INSTRUCTION A ::
Turn part of the records below into a JSON list of strings, one string per line and no blank lines: the part that opens with the line containing "- original-boombox-image: [15, 75, 296, 356]" and closes with the line containing "- recall-metric: rec: 19.82%: [456, 16, 568, 37]".

Content

Voice and tone

Flatpay sounds like an operator who's been in the room — warm, direct, unfussy. The voice doesn't change. The tone does.

Documentedby Derek Fidler

Voice

Voice is what stays the same. Three words to come back to whenever a sentence starts to drift.

Voice 01

Warm

Like the email a colleague sends, not the one Legal sends. We address the user. We use contractions. We don't apologise for being software.

We saved your draft. Pick it up whenever.

Voice 02

Direct

Lead with the thing. No throat-clearing. No 'Welcome to'. No 'We're excited to'. The sentence that matters comes first.

Card declined. The bank flagged it as a duplicate.

Voice 03

Unfussy

No marketing hedging, no acronym soup, no sentences that could appear on any other SaaS homepage. If a word is doing decoration, cut it.

One rate. No fine print. Daily payouts.

Tone

Tone is voice under pressure. The same operator sounds different congratulating a builder on shipping a prototype than they do explaining why a payment was declined. The voice stays warm-direct-unfussy; the dial that moves is register — how formal, how brief, how careful.

ENTRIES PROVIDED ::
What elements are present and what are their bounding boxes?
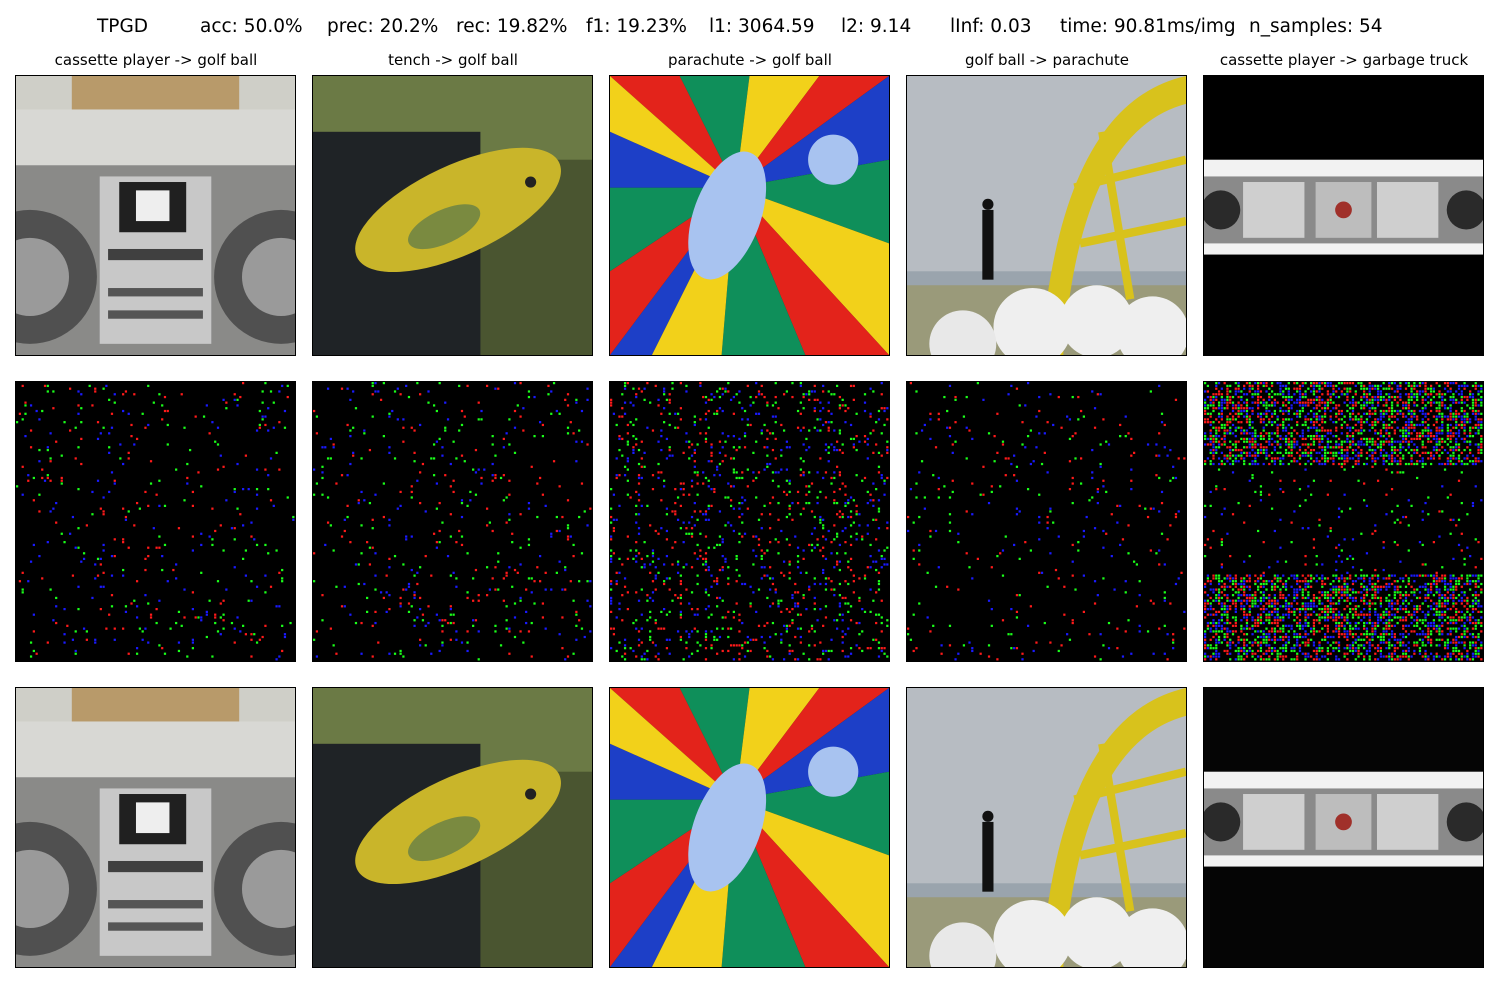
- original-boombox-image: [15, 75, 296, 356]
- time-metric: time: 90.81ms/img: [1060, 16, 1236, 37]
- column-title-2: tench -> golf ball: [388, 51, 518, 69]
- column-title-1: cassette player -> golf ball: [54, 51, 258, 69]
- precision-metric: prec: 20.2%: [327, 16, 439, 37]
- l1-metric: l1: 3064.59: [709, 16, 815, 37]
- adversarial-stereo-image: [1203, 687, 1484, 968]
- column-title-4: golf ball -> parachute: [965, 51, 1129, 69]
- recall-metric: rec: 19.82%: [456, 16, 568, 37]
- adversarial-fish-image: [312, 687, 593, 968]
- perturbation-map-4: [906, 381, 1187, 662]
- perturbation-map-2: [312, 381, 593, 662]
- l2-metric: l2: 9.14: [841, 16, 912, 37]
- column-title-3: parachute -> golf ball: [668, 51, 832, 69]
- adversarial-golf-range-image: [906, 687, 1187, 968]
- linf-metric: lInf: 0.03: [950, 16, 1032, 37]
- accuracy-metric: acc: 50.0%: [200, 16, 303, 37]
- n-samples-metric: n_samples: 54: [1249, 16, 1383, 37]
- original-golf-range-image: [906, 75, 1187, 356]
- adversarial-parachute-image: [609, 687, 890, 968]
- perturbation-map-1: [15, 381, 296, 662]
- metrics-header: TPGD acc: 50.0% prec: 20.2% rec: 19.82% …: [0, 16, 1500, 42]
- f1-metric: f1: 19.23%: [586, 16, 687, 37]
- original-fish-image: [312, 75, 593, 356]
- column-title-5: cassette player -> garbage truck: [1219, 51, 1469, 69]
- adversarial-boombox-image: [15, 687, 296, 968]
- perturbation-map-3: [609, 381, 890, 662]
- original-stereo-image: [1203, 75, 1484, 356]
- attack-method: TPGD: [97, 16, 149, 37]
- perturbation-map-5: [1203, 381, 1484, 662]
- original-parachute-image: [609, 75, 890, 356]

INSTRUCTION B ::
From the voice and tone guide above, copy out the part that opens with the words "Flatpay sounds like" and closes with "starts to drift.", word for word.

TASK RESULT A ::
[
  "- original-boombox-image: [15, 75, 296, 356]",
  "- time-metric: time: 90.81ms/img: [1060, 16, 1236, 37]",
  "- column-title-2: tench -> golf ball: [388, 51, 518, 69]",
  "- column-title-1: cassette player -> golf ball: [54, 51, 258, 69]",
  "- precision-metric: prec: 20.2%: [327, 16, 439, 37]",
  "- l1-metric: l1: 3064.59: [709, 16, 815, 37]",
  "- adversarial-stereo-image: [1203, 687, 1484, 968]",
  "- column-title-4: golf ball -> parachute: [965, 51, 1129, 69]",
  "- recall-metric: rec: 19.82%: [456, 16, 568, 37]"
]

TASK RESULT B ::
Flatpay sounds like an operator who's been in the room — warm, direct, unfussy. The voice doesn't change. The tone does.

Documentedby Derek Fidler

Voice

Voice is what stays the same. Three words to come back to whenever a sentence starts to drift.